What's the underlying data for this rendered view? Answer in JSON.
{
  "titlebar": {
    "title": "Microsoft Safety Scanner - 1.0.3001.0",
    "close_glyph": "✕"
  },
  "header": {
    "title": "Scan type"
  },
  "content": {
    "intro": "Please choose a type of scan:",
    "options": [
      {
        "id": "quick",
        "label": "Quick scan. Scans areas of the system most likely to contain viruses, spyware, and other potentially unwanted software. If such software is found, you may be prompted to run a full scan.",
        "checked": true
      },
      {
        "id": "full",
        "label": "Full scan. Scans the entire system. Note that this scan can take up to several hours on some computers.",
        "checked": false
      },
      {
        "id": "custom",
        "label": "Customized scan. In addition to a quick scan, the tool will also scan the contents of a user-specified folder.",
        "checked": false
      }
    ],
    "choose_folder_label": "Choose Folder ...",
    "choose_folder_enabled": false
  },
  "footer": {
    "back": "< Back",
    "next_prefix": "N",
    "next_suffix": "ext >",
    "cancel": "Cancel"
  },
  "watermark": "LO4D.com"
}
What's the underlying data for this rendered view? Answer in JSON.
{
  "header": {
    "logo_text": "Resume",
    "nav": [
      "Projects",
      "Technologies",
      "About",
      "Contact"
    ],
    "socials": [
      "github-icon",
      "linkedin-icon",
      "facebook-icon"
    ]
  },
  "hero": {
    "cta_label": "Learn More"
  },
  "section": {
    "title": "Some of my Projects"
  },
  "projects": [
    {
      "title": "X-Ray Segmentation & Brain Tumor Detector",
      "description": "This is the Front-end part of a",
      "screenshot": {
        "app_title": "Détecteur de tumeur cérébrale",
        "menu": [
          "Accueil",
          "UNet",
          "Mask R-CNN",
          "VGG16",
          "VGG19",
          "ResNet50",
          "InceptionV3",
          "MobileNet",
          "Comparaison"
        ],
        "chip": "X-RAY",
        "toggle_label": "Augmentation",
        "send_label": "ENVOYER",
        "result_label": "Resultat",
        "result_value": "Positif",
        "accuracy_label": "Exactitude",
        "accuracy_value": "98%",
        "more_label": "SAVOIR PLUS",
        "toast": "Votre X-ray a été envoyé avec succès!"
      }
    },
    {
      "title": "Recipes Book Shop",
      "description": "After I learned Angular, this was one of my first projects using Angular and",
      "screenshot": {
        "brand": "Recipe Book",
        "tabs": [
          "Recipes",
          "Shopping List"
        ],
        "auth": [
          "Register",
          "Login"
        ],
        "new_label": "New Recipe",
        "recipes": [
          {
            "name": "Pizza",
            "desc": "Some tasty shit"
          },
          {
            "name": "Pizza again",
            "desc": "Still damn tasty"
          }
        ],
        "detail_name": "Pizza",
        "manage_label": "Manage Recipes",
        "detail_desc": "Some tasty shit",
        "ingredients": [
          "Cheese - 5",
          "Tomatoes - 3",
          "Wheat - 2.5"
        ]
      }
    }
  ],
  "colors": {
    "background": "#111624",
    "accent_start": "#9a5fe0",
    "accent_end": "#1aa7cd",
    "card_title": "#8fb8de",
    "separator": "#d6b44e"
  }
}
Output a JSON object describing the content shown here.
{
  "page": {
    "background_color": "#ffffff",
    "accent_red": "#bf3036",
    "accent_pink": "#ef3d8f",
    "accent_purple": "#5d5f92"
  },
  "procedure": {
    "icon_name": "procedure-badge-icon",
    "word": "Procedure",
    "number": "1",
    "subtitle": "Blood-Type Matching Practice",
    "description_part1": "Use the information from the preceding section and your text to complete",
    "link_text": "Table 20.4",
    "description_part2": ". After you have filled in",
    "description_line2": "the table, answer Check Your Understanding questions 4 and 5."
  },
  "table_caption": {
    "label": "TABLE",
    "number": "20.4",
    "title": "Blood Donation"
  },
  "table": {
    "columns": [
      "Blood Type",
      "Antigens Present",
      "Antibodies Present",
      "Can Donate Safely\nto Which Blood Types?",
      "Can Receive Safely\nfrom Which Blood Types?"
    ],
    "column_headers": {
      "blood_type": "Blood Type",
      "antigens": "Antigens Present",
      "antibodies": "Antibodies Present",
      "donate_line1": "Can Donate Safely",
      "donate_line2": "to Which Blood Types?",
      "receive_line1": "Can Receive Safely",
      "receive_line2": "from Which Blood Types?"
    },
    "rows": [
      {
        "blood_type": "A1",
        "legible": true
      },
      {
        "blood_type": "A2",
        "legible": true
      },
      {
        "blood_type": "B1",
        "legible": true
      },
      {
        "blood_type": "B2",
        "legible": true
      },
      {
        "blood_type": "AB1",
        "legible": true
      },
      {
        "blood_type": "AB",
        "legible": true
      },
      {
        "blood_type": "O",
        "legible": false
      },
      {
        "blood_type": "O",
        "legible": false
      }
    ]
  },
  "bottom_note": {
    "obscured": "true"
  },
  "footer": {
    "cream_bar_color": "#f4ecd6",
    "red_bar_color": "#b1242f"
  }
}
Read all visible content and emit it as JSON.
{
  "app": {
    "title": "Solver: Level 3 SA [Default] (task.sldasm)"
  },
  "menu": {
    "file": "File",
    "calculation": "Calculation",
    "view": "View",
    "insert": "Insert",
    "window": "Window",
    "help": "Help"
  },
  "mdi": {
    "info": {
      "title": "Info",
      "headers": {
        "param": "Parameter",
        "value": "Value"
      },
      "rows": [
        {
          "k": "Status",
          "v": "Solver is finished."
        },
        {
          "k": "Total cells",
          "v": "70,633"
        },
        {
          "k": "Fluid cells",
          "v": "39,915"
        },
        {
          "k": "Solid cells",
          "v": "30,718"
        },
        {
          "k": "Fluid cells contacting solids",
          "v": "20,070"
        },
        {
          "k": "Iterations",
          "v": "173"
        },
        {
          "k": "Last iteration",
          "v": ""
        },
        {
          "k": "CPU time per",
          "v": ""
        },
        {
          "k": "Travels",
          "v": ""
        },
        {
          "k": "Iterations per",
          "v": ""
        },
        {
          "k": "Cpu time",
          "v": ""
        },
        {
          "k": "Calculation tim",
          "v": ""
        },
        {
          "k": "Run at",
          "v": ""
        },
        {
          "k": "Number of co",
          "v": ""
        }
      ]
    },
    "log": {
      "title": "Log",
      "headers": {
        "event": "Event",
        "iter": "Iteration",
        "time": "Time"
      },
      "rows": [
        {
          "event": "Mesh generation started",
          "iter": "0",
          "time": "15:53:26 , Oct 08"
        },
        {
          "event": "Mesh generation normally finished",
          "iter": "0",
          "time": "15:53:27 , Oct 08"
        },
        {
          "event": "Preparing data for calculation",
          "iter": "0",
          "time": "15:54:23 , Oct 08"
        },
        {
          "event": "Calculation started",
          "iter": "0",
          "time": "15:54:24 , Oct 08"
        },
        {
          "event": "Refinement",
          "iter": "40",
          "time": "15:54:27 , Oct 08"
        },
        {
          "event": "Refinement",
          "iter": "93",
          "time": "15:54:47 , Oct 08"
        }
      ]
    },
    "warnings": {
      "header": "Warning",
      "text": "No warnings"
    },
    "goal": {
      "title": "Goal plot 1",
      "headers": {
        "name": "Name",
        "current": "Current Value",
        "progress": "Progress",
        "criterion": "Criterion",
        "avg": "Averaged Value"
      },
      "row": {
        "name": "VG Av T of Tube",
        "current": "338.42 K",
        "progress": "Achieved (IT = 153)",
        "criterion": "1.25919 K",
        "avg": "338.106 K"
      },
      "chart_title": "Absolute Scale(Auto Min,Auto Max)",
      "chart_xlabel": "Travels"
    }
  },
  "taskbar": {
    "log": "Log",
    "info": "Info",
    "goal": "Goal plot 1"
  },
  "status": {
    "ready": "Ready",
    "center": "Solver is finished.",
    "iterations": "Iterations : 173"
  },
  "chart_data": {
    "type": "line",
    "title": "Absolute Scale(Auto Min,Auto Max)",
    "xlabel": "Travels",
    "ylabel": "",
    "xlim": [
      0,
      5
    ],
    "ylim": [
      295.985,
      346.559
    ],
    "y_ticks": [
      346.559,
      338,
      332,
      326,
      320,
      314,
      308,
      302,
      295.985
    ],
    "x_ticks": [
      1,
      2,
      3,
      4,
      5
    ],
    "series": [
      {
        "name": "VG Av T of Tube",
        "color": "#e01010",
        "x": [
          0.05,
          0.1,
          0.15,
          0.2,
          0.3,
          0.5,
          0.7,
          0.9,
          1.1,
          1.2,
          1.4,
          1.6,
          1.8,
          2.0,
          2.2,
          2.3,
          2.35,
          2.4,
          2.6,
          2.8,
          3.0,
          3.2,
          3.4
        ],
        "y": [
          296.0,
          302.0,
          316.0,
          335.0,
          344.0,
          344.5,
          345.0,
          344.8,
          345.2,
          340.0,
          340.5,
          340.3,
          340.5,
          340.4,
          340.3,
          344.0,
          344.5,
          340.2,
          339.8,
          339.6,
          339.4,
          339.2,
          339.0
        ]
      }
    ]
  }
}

**Task brief:**
If a line in the entries above contains "Present", report it.

**Result of this exercise:**
      "Antigens Present",
      "Antibodies Present",
      "antigens": "Antigens Present",
      "antibodies": "Antibodies Present",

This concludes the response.